### [Task objective]
Count every line in the entries that follow where the word "Economies" appears, then state only the total.
========================================
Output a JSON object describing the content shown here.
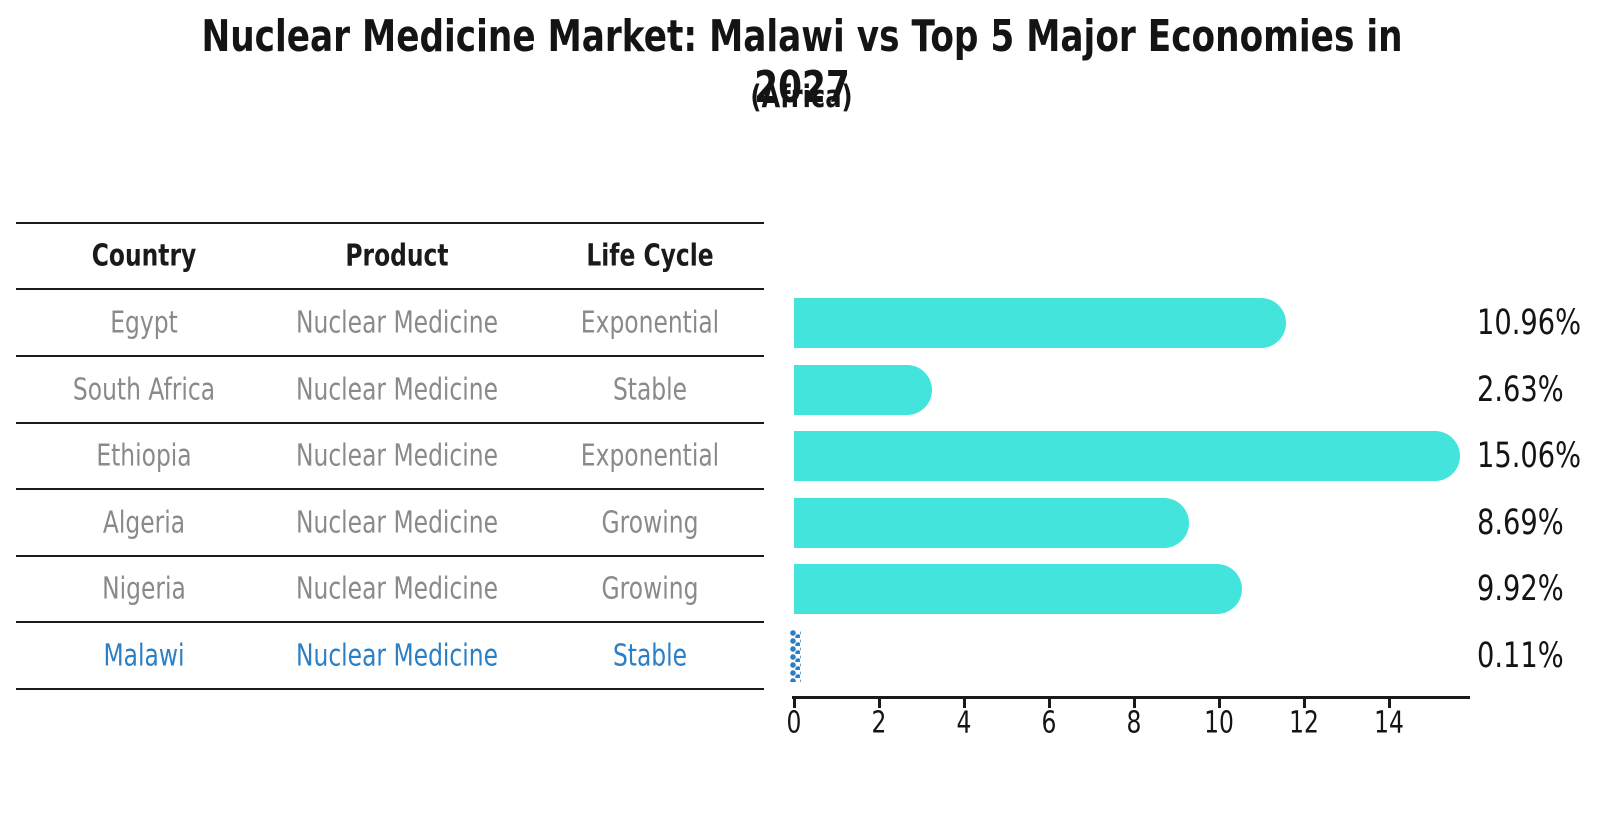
{
  "title": "Nuclear Medicine Market: Malawi vs Top 5 Major Economies in 2027",
  "subtitle": "(Africa)",
  "table": {
    "headers": [
      "Country",
      "Product",
      "Life Cycle"
    ],
    "rows": [
      {
        "country": "Egypt",
        "product": "Nuclear Medicine",
        "life_cycle": "Exponential",
        "value": 10.96,
        "value_label": "10.96%",
        "highlight": false
      },
      {
        "country": "South Africa",
        "product": "Nuclear Medicine",
        "life_cycle": "Stable",
        "value": 2.63,
        "value_label": "2.63%",
        "highlight": false
      },
      {
        "country": "Ethiopia",
        "product": "Nuclear Medicine",
        "life_cycle": "Exponential",
        "value": 15.06,
        "value_label": "15.06%",
        "highlight": false
      },
      {
        "country": "Algeria",
        "product": "Nuclear Medicine",
        "life_cycle": "Growing",
        "value": 8.69,
        "value_label": "8.69%",
        "highlight": false
      },
      {
        "country": "Nigeria",
        "product": "Nuclear Medicine",
        "life_cycle": "Growing",
        "value": 9.92,
        "value_label": "9.92%",
        "highlight": false
      },
      {
        "country": "Malawi",
        "product": "Nuclear Medicine",
        "life_cycle": "Stable",
        "value": 0.11,
        "value_label": "0.11%",
        "highlight": true
      }
    ]
  },
  "chart_data": {
    "type": "bar",
    "orientation": "horizontal",
    "title": "Nuclear Medicine Market: Malawi vs Top 5 Major Economies in 2027",
    "subtitle": "(Africa)",
    "categories": [
      "Egypt",
      "South Africa",
      "Ethiopia",
      "Algeria",
      "Nigeria",
      "Malawi"
    ],
    "values": [
      10.96,
      2.63,
      15.06,
      8.69,
      9.92,
      0.11
    ],
    "value_labels": [
      "10.96%",
      "2.63%",
      "15.06%",
      "8.69%",
      "9.92%",
      "0.11%"
    ],
    "x_ticks": [
      0,
      2,
      4,
      6,
      8,
      10,
      12,
      14
    ],
    "xlim": [
      0,
      15.9
    ],
    "grid": false,
    "legend": false,
    "bar_color": "#42E4DC",
    "highlight_index": 5,
    "highlight_color": "#2B7FC4",
    "text_gray": "#8A8A8A"
  }
}
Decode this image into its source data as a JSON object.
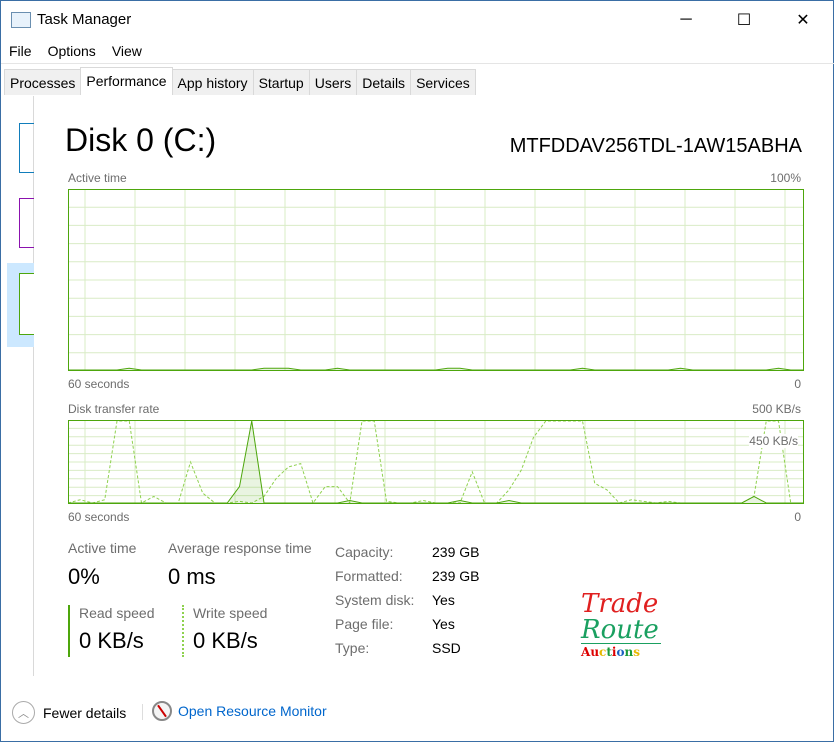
{
  "window": {
    "title": "Task Manager",
    "minimize": "─",
    "maximize": "☐",
    "close": "✕"
  },
  "menu": [
    "File",
    "Options",
    "View"
  ],
  "tabs": [
    "Processes",
    "Performance",
    "App history",
    "Startup",
    "Users",
    "Details",
    "Services"
  ],
  "active_tab": "Performance",
  "disk": {
    "title": "Disk 0 (C:)",
    "model": "MTFDDAV256TDL-1AW15ABHA"
  },
  "active_chart": {
    "label": "Active time",
    "max": "100%",
    "xleft": "60 seconds",
    "xright": "0"
  },
  "transfer_chart": {
    "label": "Disk transfer rate",
    "max": "500 KB/s",
    "secondary": "450 KB/s",
    "xleft": "60 seconds",
    "xright": "0"
  },
  "chart_data": [
    {
      "type": "line",
      "title": "Active time",
      "ylim": [
        0,
        100
      ],
      "x_range_seconds": [
        60,
        0
      ],
      "values": [
        0,
        0,
        0,
        0,
        0,
        1,
        0,
        0,
        0,
        0,
        0,
        0,
        0,
        0,
        0,
        0,
        1,
        1,
        1,
        0,
        0,
        0,
        1,
        0,
        0,
        0,
        0,
        0,
        0,
        0,
        0,
        1,
        1,
        0,
        0,
        0,
        0,
        0,
        0,
        0,
        0,
        0,
        1,
        0,
        0,
        0,
        0,
        0,
        0,
        0,
        1,
        0,
        0,
        0,
        0,
        0,
        0,
        0,
        1,
        0,
        0
      ]
    },
    {
      "type": "line",
      "title": "Disk transfer rate",
      "ylim": [
        0,
        500
      ],
      "unit": "KB/s",
      "series": [
        {
          "name": "Write speed",
          "style": "dashed",
          "values": [
            0,
            20,
            0,
            20,
            500,
            500,
            0,
            40,
            0,
            0,
            250,
            60,
            0,
            0,
            10,
            0,
            40,
            150,
            220,
            240,
            0,
            100,
            100,
            0,
            500,
            500,
            10,
            0,
            0,
            15,
            0,
            0,
            0,
            190,
            0,
            0,
            80,
            200,
            400,
            500,
            500,
            500,
            500,
            120,
            80,
            0,
            20,
            10,
            0,
            10,
            0,
            0,
            0,
            0,
            0,
            0,
            40,
            500,
            500,
            0,
            0
          ]
        },
        {
          "name": "Read speed",
          "style": "solid",
          "values": [
            0,
            0,
            0,
            0,
            0,
            0,
            0,
            0,
            0,
            0,
            0,
            0,
            0,
            0,
            100,
            500,
            0,
            0,
            0,
            0,
            0,
            0,
            0,
            15,
            0,
            0,
            0,
            0,
            0,
            0,
            0,
            0,
            15,
            0,
            0,
            0,
            15,
            0,
            0,
            0,
            0,
            0,
            0,
            0,
            0,
            0,
            0,
            0,
            0,
            0,
            0,
            0,
            0,
            0,
            0,
            0,
            40,
            0,
            0,
            0,
            0
          ]
        }
      ]
    }
  ],
  "stats": {
    "active_time": {
      "label": "Active time",
      "value": "0%"
    },
    "avg_response": {
      "label": "Average response time",
      "value": "0 ms"
    },
    "read": {
      "label": "Read speed",
      "value": "0 KB/s"
    },
    "write": {
      "label": "Write speed",
      "value": "0 KB/s"
    }
  },
  "props": [
    {
      "k": "Capacity:",
      "v": "239 GB"
    },
    {
      "k": "Formatted:",
      "v": "239 GB"
    },
    {
      "k": "System disk:",
      "v": "Yes"
    },
    {
      "k": "Page file:",
      "v": "Yes"
    },
    {
      "k": "Type:",
      "v": "SSD"
    }
  ],
  "watermark": "Trade Route Auctions",
  "footer": {
    "fewer": "Fewer details",
    "monitor": "Open Resource Monitor"
  },
  "colors": {
    "accent": "#4da60c",
    "light": "#8fd14f",
    "link": "#0066cc"
  }
}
========================================
### [Reply]
2